* START Exercise data *

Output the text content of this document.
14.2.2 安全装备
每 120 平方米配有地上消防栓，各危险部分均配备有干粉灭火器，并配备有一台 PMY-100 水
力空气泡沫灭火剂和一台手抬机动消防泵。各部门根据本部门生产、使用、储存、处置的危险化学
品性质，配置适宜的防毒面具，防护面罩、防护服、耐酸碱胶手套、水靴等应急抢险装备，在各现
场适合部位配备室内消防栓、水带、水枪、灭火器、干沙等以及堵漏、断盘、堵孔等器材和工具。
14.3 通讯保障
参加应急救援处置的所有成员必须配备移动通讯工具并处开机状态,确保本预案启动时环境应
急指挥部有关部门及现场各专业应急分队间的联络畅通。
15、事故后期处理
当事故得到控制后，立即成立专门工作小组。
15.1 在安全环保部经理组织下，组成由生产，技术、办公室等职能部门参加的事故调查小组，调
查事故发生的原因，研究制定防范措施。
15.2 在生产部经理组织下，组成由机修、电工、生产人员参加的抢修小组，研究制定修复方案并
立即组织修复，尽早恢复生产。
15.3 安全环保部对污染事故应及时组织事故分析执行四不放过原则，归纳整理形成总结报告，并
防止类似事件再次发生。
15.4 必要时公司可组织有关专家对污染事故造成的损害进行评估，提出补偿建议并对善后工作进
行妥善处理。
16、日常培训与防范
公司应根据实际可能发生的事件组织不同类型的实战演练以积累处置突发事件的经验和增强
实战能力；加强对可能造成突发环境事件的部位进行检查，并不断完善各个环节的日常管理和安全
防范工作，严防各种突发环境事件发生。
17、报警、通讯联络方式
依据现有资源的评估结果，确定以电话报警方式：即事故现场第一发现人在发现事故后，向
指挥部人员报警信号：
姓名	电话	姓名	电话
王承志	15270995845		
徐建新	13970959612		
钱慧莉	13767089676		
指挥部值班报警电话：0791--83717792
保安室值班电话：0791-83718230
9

* END Exercise data *

Please repeat the listing above in full and exactly.

● **Finished exercise**
Output the text content of this document.
14.2.2 安全装备
每 120 平方米配有地上消防栓，各危险部分均配备有干粉灭火器，并配备有一台 PMY-100 水
力空气泡沫灭火剂和一台手抬机动消防泵。各部门根据本部门生产、使用、储存、处置的危险化学
品性质，配置适宜的防毒面具，防护面罩、防护服、耐酸碱胶手套、水靴等应急抢险装备，在各现
场适合部位配备室内消防栓、水带、水枪、灭火器、干沙等以及堵漏、断盘、堵孔等器材和工具。
14.3 通讯保障
参加应急救援处置的所有成员必须配备移动通讯工具并处开机状态,确保本预案启动时环境应
急指挥部有关部门及现场各专业应急分队间的联络畅通。
15、事故后期处理
当事故得到控制后，立即成立专门工作小组。
15.1 在安全环保部经理组织下，组成由生产，技术、办公室等职能部门参加的事故调查小组，调
查事故发生的原因，研究制定防范措施。
15.2 在生产部经理组织下，组成由机修、电工、生产人员参加的抢修小组，研究制定修复方案并
立即组织修复，尽早恢复生产。
15.3 安全环保部对污染事故应及时组织事故分析执行四不放过原则，归纳整理形成总结报告，并
防止类似事件再次发生。
15.4 必要时公司可组织有关专家对污染事故造成的损害进行评估，提出补偿建议并对善后工作进
行妥善处理。
16、日常培训与防范
公司应根据实际可能发生的事件组织不同类型的实战演练以积累处置突发事件的经验和增强
实战能力；加强对可能造成突发环境事件的部位进行检查，并不断完善各个环节的日常管理和安全
防范工作，严防各种突发环境事件发生。
17、报警、通讯联络方式
依据现有资源的评估结果，确定以电话报警方式：即事故现场第一发现人在发现事故后，向
指挥部人员报警信号：
姓名	电话	姓名	电话
王承志	15270995845		
徐建新	13970959612		
钱慧莉	13767089676		
指挥部值班报警电话：0791--83717792
保安室值班电话：0791-83718230
9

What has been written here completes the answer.